• **WHAT THE TASK REQUIRES**: Copy all entries without alteration and skip the pictures they hold.

::::

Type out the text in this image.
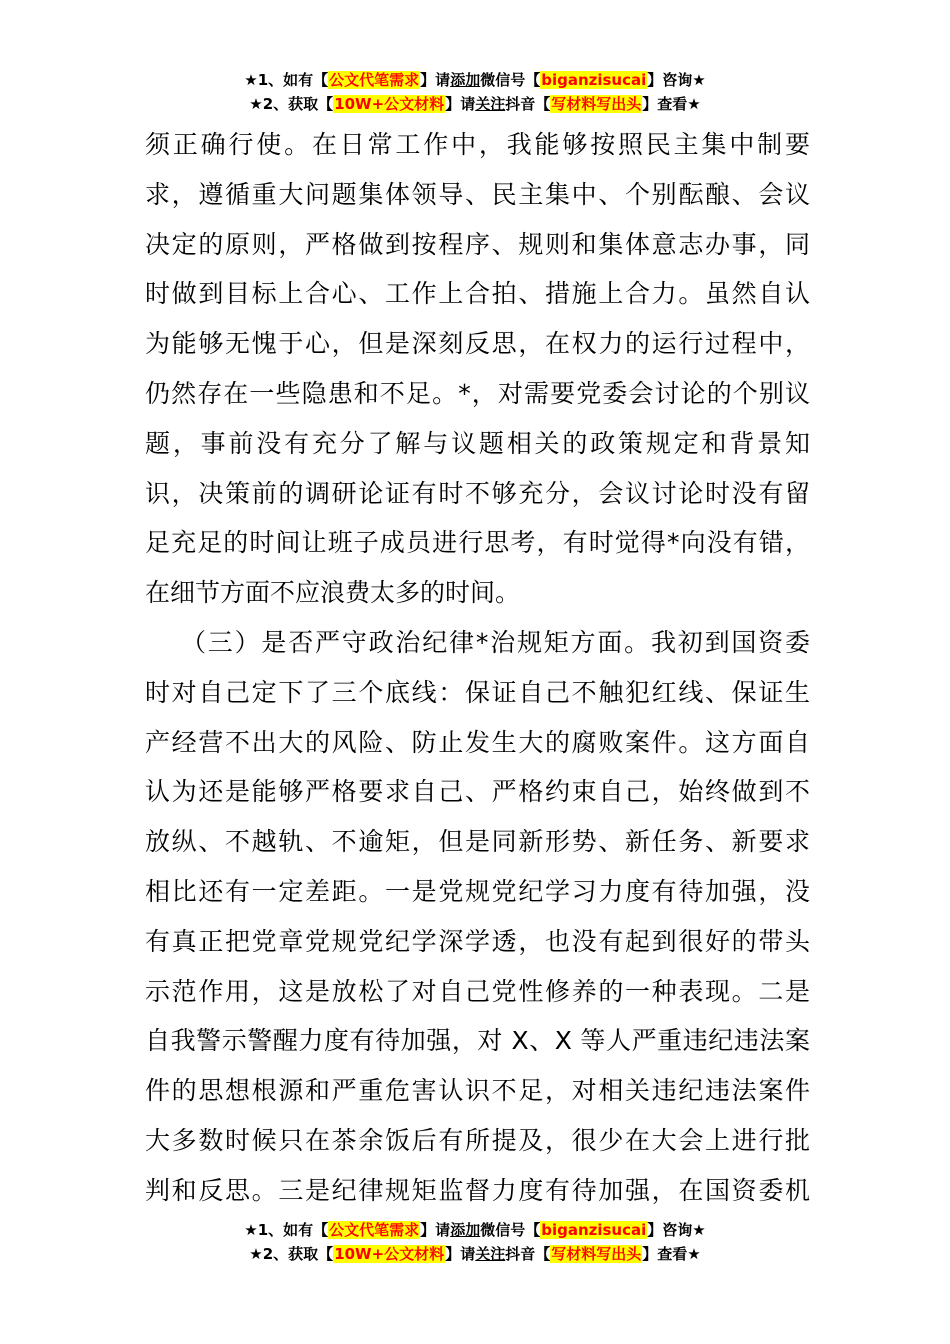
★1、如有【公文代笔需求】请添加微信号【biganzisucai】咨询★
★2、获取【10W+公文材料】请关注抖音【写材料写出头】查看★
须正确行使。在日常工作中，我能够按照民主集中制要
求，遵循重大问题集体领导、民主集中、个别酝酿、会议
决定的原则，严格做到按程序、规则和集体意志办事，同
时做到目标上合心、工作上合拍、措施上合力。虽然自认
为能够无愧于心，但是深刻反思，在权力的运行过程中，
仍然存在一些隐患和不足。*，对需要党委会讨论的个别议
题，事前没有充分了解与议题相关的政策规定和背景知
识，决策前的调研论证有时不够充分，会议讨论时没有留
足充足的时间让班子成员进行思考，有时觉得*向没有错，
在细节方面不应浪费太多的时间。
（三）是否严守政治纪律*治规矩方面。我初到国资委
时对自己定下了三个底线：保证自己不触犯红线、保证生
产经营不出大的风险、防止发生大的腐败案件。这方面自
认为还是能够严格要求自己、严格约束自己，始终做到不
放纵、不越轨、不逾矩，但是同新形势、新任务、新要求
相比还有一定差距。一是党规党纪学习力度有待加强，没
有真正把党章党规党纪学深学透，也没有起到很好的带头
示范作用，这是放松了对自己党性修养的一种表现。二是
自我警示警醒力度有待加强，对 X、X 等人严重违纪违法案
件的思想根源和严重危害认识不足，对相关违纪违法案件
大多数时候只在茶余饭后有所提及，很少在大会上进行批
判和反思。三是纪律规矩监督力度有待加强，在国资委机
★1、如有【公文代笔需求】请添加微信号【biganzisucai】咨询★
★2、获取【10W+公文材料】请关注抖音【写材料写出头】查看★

::::

• **FINAL ANSWER**:
Type out the text in this image.
★1、如有【公文代笔需求】请添加微信号【biganzisucai】咨询★
★2、获取【10W+公文材料】请关注抖音【写材料写出头】查看★
须正确行使。在日常工作中，我能够按照民主集中制要
求，遵循重大问题集体领导、民主集中、个别酝酿、会议
决定的原则，严格做到按程序、规则和集体意志办事，同
时做到目标上合心、工作上合拍、措施上合力。虽然自认
为能够无愧于心，但是深刻反思，在权力的运行过程中，
仍然存在一些隐患和不足。*，对需要党委会讨论的个别议
题，事前没有充分了解与议题相关的政策规定和背景知
识，决策前的调研论证有时不够充分，会议讨论时没有留
足充足的时间让班子成员进行思考，有时觉得*向没有错，
在细节方面不应浪费太多的时间。
（三）是否严守政治纪律*治规矩方面。我初到国资委
时对自己定下了三个底线：保证自己不触犯红线、保证生
产经营不出大的风险、防止发生大的腐败案件。这方面自
认为还是能够严格要求自己、严格约束自己，始终做到不
放纵、不越轨、不逾矩，但是同新形势、新任务、新要求
相比还有一定差距。一是党规党纪学习力度有待加强，没
有真正把党章党规党纪学深学透，也没有起到很好的带头
示范作用，这是放松了对自己党性修养的一种表现。二是
自我警示警醒力度有待加强，对 X、X 等人严重违纪违法案
件的思想根源和严重危害认识不足，对相关违纪违法案件
大多数时候只在茶余饭后有所提及，很少在大会上进行批
判和反思。三是纪律规矩监督力度有待加强，在国资委机
★1、如有【公文代笔需求】请添加微信号【biganzisucai】咨询★
★2、获取【10W+公文材料】请关注抖音【写材料写出头】查看★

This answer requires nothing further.